Stated exercise
Please rewrite the entries starting with the line containing "x-axis-title: 流量（L/min） xyxy=(441,222,512,236)" and ending with the line containing "x-tick-label: 250 xyxy=(576,208,590,218)", replacing "x-tick-label" with "x-axis-tick" and leaving everything else the same. Return only those lines.

━━━━━ Data for this task

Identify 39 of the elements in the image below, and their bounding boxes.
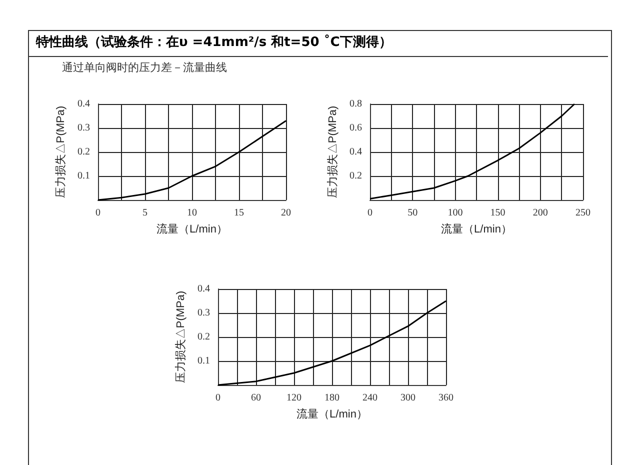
x-axis-title: 流量（L/min） xyxy=(441,222,512,236)
y-axis-title: 压力损失△P(MPa) xyxy=(326,106,340,198)
x-tick-label: 300 xyxy=(400,392,416,404)
y-axis-title: 压力损失△P(MPa) xyxy=(54,106,68,198)
x-tick-label: 0 xyxy=(216,392,220,404)
x-tick-label: 200 xyxy=(532,208,548,218)
x-tick-label: 180 xyxy=(324,392,340,404)
x-axis-title: 流量（L/min） xyxy=(296,408,368,420)
x-tick-label: 20 xyxy=(281,208,291,218)
y-tick-label: 0.8 xyxy=(350,98,362,110)
x-tick-label: 60 xyxy=(251,392,261,404)
x-tick-label: 10 xyxy=(187,208,197,218)
x-tick-label: 120 xyxy=(286,392,302,404)
x-tick-label: 250 xyxy=(576,208,590,218)
x-tick-label: 100 xyxy=(448,208,463,218)
x-tick-label: 0 xyxy=(96,208,100,218)
x-tick-label: 50 xyxy=(408,208,418,218)
y-tick-label: 0.2 xyxy=(198,332,210,342)
chart-subtitle: 通过单向阀时的压力差－流量曲线 xyxy=(62,60,227,75)
y-tick-label: 0.2 xyxy=(78,146,90,158)
line-series xyxy=(369,103,576,200)
y-tick-label: 0.1 xyxy=(78,170,90,182)
y-tick-label: 0.3 xyxy=(198,308,210,318)
x-tick-label: 360 xyxy=(438,392,454,404)
x-tick-label: 0 xyxy=(368,208,372,218)
y-tick-label: 0.4 xyxy=(78,98,90,110)
y-tick-label: 0.1 xyxy=(198,356,210,366)
y-tick-label: 0.2 xyxy=(350,170,362,182)
x-axis-title: 流量（L/min） xyxy=(156,222,228,236)
y-tick-label: 0.4 xyxy=(350,146,362,158)
x-tick-label: 150 xyxy=(490,208,506,218)
y-tick-label: 0.6 xyxy=(350,122,362,134)
chart-title: 特性曲线（试验条件：在υ =41mm²/s 和t=50 ˚C下测得） xyxy=(28,30,608,57)
y-axis-title: 压力损失△P(MPa) xyxy=(174,290,188,384)
y-tick-label: 0.3 xyxy=(78,122,90,134)
x-tick-label: 15 xyxy=(234,208,244,218)
x-tick-label: 240 xyxy=(362,392,378,404)
y-tick-label: 0.4 xyxy=(198,284,210,294)
x-tick-label: 5 xyxy=(142,208,148,218)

━━━━━━━━━━

Worked answer
x-axis-title: 流量（L/min） xyxy=(441,222,512,236)
y-axis-title: 压力损失△P(MPa) xyxy=(326,106,340,198)
x-axis-tick: 300 xyxy=(400,392,416,404)
y-axis-title: 压力损失△P(MPa) xyxy=(54,106,68,198)
x-axis-tick: 0 xyxy=(216,392,220,404)
x-axis-tick: 200 xyxy=(532,208,548,218)
x-axis-tick: 180 xyxy=(324,392,340,404)
x-axis-title: 流量（L/min） xyxy=(296,408,368,420)
x-axis-tick: 20 xyxy=(281,208,291,218)
y-tick-label: 0.8 xyxy=(350,98,362,110)
x-axis-tick: 60 xyxy=(251,392,261,404)
x-axis-tick: 10 xyxy=(187,208,197,218)
x-axis-tick: 120 xyxy=(286,392,302,404)
x-axis-tick: 250 xyxy=(576,208,590,218)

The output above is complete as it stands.